**Problem requirements:**
Copy every line with the string "name" in it.

Structured figure records
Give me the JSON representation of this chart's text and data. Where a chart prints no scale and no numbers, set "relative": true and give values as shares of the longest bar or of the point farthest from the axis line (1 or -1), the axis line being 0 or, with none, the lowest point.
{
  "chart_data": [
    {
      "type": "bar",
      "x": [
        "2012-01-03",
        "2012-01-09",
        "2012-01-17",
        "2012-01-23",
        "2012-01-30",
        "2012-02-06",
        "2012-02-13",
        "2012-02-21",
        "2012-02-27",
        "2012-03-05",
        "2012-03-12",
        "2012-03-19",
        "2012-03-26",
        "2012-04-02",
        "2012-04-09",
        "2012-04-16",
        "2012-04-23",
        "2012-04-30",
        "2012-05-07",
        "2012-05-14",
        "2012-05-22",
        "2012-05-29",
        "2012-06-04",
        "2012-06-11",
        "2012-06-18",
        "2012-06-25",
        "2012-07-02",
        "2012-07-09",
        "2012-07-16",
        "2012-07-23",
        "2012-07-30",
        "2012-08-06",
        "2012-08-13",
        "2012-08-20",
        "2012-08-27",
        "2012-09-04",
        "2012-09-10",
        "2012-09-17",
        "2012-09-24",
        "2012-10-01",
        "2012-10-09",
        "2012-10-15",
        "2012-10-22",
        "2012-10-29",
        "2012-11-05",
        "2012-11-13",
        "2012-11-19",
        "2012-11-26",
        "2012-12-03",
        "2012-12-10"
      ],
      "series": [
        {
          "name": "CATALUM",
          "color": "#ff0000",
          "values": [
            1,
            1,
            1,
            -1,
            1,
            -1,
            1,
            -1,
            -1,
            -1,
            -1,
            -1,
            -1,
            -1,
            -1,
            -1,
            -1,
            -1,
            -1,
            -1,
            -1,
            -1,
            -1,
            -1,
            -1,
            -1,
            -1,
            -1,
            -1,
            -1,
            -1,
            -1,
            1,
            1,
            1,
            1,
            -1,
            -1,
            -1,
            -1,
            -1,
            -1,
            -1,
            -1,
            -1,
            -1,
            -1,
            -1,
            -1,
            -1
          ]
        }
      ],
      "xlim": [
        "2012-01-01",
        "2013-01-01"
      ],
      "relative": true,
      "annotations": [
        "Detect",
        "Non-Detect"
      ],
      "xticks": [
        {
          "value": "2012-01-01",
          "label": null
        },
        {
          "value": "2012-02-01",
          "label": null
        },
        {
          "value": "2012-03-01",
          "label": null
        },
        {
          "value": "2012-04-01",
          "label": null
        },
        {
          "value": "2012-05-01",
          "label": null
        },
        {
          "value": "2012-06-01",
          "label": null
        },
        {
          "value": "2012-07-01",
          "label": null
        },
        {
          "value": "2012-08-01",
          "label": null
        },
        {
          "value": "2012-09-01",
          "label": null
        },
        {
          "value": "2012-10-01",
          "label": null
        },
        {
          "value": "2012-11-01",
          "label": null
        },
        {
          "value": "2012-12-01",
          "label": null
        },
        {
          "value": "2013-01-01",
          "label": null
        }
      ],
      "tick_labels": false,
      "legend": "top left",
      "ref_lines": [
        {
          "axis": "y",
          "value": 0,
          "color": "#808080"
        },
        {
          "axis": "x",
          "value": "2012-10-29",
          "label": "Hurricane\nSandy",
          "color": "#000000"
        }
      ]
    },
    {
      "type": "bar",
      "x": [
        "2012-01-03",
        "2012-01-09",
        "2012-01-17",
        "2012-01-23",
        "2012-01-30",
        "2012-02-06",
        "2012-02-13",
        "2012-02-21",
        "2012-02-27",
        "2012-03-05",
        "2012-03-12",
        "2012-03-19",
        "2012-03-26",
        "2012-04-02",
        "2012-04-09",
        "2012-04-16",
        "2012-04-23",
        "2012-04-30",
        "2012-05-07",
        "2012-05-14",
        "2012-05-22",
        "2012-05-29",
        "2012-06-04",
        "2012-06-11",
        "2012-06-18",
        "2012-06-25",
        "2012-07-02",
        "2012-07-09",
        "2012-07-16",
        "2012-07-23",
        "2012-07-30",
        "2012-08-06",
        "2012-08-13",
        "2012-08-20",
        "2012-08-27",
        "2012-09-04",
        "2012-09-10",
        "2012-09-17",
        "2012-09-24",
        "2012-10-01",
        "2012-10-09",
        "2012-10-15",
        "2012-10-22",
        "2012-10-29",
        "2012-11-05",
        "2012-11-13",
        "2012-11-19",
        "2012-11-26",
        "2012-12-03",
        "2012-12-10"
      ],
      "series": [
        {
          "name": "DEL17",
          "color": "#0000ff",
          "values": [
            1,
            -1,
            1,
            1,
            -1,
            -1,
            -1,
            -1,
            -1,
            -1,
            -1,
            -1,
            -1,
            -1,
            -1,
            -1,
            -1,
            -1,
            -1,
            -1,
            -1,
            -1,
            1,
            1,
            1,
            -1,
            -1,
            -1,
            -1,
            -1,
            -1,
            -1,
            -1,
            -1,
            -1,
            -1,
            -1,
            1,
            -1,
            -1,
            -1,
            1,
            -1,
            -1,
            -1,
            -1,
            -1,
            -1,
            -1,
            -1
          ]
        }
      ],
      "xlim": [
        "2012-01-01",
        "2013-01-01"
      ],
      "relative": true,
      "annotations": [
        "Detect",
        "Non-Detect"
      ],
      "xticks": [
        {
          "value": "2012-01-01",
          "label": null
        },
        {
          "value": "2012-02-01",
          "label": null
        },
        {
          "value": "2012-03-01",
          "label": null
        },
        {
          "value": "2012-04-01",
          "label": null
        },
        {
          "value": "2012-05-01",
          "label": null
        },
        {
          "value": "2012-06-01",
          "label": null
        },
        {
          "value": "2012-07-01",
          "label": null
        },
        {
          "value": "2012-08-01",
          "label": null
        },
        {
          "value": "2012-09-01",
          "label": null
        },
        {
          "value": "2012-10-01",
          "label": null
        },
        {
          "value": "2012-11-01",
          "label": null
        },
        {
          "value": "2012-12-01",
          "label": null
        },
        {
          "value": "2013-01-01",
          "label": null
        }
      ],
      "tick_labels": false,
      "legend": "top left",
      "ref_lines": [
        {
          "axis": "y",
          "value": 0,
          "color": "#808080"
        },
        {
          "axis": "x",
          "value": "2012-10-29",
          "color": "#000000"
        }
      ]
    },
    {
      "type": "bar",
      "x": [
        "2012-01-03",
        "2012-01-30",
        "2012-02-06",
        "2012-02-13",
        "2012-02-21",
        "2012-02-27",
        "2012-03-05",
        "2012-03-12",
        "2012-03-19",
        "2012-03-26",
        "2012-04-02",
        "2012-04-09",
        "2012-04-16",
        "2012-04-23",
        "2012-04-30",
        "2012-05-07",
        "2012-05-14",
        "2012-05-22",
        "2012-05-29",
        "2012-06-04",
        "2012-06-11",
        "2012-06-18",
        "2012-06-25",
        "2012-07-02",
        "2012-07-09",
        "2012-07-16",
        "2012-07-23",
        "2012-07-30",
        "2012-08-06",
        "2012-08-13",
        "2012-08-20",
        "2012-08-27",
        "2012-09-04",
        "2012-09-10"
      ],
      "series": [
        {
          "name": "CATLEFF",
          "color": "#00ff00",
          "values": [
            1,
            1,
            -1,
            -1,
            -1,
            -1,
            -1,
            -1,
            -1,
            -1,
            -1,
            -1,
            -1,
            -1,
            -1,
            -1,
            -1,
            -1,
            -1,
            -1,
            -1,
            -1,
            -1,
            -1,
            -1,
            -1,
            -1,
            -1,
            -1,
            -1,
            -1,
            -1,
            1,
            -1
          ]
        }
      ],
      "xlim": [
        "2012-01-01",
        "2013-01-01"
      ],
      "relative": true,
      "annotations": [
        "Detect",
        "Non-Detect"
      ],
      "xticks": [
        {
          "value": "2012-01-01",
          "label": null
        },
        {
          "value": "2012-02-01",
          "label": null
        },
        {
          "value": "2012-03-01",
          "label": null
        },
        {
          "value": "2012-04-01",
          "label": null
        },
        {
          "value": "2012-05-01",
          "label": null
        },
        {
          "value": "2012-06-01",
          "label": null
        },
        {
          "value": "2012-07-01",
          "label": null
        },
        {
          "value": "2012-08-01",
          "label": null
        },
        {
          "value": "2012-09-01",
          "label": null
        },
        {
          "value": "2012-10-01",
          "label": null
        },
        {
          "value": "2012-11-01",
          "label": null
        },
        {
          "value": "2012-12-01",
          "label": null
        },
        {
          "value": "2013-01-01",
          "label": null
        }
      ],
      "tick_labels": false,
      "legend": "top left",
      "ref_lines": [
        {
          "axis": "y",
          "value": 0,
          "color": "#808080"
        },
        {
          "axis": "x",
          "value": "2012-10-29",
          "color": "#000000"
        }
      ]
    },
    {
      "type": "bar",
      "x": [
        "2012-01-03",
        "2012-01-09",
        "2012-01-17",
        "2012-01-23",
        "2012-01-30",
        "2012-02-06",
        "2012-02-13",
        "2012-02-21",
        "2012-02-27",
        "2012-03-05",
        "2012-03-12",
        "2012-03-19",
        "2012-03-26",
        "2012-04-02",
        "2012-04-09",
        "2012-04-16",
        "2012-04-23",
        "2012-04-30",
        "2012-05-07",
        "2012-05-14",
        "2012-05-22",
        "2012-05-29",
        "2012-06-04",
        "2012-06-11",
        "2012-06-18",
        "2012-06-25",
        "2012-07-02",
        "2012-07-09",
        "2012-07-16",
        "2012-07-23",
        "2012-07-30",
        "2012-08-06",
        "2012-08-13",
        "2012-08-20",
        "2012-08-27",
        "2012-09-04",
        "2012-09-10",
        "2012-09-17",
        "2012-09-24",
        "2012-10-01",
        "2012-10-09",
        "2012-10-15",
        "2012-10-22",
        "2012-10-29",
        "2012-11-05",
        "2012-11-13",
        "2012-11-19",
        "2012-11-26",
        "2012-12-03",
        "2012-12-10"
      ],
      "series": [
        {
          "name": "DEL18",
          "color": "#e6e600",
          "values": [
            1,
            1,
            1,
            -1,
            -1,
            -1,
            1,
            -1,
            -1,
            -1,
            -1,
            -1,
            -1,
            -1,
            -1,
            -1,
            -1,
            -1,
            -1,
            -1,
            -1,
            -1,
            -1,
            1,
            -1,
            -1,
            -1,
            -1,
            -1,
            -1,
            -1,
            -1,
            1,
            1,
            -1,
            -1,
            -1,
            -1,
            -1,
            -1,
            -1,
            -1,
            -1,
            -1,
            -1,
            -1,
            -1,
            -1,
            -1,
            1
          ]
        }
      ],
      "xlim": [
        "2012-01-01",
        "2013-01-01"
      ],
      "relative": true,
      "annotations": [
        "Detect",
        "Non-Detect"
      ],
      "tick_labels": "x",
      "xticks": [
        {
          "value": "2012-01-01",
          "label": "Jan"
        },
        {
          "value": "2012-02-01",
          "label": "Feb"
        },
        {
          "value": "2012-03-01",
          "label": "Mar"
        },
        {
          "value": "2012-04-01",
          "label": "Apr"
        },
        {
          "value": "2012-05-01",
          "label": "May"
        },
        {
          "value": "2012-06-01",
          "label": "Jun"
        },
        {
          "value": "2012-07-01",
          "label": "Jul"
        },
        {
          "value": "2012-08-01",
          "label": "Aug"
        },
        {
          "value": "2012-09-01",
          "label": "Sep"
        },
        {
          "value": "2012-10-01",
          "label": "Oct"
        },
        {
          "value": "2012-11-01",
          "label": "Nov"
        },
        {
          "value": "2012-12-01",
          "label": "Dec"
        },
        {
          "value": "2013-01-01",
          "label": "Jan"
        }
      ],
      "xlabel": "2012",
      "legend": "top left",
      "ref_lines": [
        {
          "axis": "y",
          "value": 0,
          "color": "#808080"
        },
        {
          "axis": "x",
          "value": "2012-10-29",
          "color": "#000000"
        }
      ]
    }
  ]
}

**Final result:**
          "name": "CATALUM",
          "name": "DEL17",
          "name": "CATLEFF",
          "name": "DEL18",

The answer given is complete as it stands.